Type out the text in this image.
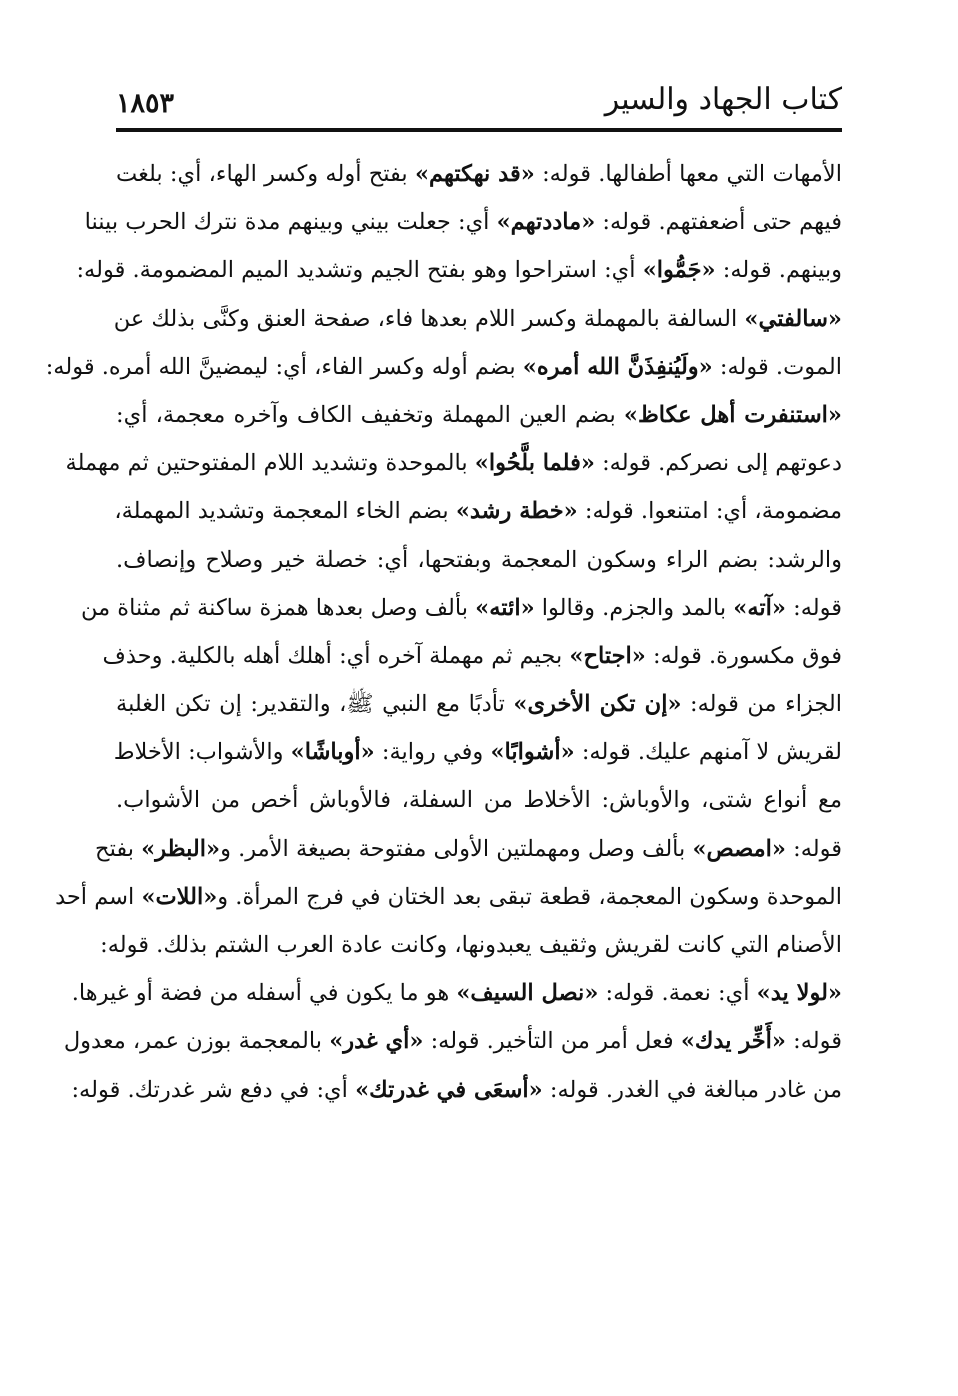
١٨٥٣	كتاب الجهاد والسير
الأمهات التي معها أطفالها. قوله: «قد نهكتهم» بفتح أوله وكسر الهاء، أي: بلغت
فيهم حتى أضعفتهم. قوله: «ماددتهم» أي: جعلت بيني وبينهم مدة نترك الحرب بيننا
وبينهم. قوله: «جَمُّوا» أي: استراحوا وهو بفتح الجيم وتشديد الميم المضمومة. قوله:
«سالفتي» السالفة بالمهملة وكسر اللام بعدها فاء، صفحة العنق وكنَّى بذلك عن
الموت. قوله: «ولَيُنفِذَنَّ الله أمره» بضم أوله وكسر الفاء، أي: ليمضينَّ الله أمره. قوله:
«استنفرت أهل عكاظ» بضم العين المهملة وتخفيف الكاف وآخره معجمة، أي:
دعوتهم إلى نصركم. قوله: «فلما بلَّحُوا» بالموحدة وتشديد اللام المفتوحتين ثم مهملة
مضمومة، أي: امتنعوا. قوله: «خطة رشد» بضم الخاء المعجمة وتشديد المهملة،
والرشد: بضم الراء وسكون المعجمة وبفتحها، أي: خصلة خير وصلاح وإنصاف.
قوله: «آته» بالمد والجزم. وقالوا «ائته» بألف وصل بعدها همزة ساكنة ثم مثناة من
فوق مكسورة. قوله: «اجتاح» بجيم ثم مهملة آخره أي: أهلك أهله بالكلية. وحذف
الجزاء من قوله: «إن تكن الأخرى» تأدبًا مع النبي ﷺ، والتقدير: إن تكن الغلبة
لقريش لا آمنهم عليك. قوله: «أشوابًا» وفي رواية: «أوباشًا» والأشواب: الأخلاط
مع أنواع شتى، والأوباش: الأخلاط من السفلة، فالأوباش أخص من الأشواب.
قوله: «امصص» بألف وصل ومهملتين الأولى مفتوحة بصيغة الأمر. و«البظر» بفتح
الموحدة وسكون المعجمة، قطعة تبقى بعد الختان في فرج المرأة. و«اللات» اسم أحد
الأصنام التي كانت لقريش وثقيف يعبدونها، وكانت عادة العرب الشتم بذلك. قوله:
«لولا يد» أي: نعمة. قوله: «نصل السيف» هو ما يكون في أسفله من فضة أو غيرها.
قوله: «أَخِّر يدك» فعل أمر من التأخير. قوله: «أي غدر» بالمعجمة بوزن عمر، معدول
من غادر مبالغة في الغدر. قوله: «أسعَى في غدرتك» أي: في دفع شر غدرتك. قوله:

++++++++++++++++++++

Retype the data above exactly; pictures are not part of the copy.

Type out the text in this image.
١٨٥٣	كتاب الجهاد والسير
الأمهات التي معها أطفالها. قوله: «قد نهكتهم» بفتح أوله وكسر الهاء، أي: بلغت
فيهم حتى أضعفتهم. قوله: «ماددتهم» أي: جعلت بيني وبينهم مدة نترك الحرب بيننا
وبينهم. قوله: «جَمُّوا» أي: استراحوا وهو بفتح الجيم وتشديد الميم المضمومة. قوله:
«سالفتي» السالفة بالمهملة وكسر اللام بعدها فاء، صفحة العنق وكنَّى بذلك عن
الموت. قوله: «ولَيُنفِذَنَّ الله أمره» بضم أوله وكسر الفاء، أي: ليمضينَّ الله أمره. قوله:
«استنفرت أهل عكاظ» بضم العين المهملة وتخفيف الكاف وآخره معجمة، أي:
دعوتهم إلى نصركم. قوله: «فلما بلَّحُوا» بالموحدة وتشديد اللام المفتوحتين ثم مهملة
مضمومة، أي: امتنعوا. قوله: «خطة رشد» بضم الخاء المعجمة وتشديد المهملة،
والرشد: بضم الراء وسكون المعجمة وبفتحها، أي: خصلة خير وصلاح وإنصاف.
قوله: «آته» بالمد والجزم. وقالوا «ائته» بألف وصل بعدها همزة ساكنة ثم مثناة من
فوق مكسورة. قوله: «اجتاح» بجيم ثم مهملة آخره أي: أهلك أهله بالكلية. وحذف
الجزاء من قوله: «إن تكن الأخرى» تأدبًا مع النبي ﷺ، والتقدير: إن تكن الغلبة
لقريش لا آمنهم عليك. قوله: «أشوابًا» وفي رواية: «أوباشًا» والأشواب: الأخلاط
مع أنواع شتى، والأوباش: الأخلاط من السفلة، فالأوباش أخص من الأشواب.
قوله: «امصص» بألف وصل ومهملتين الأولى مفتوحة بصيغة الأمر. و«البظر» بفتح
الموحدة وسكون المعجمة، قطعة تبقى بعد الختان في فرج المرأة. و«اللات» اسم أحد
الأصنام التي كانت لقريش وثقيف يعبدونها، وكانت عادة العرب الشتم بذلك. قوله:
«لولا يد» أي: نعمة. قوله: «نصل السيف» هو ما يكون في أسفله من فضة أو غيرها.
قوله: «أَخِّر يدك» فعل أمر من التأخير. قوله: «أي غدر» بالمعجمة بوزن عمر، معدول
من غادر مبالغة في الغدر. قوله: «أسعَى في غدرتك» أي: في دفع شر غدرتك. قوله:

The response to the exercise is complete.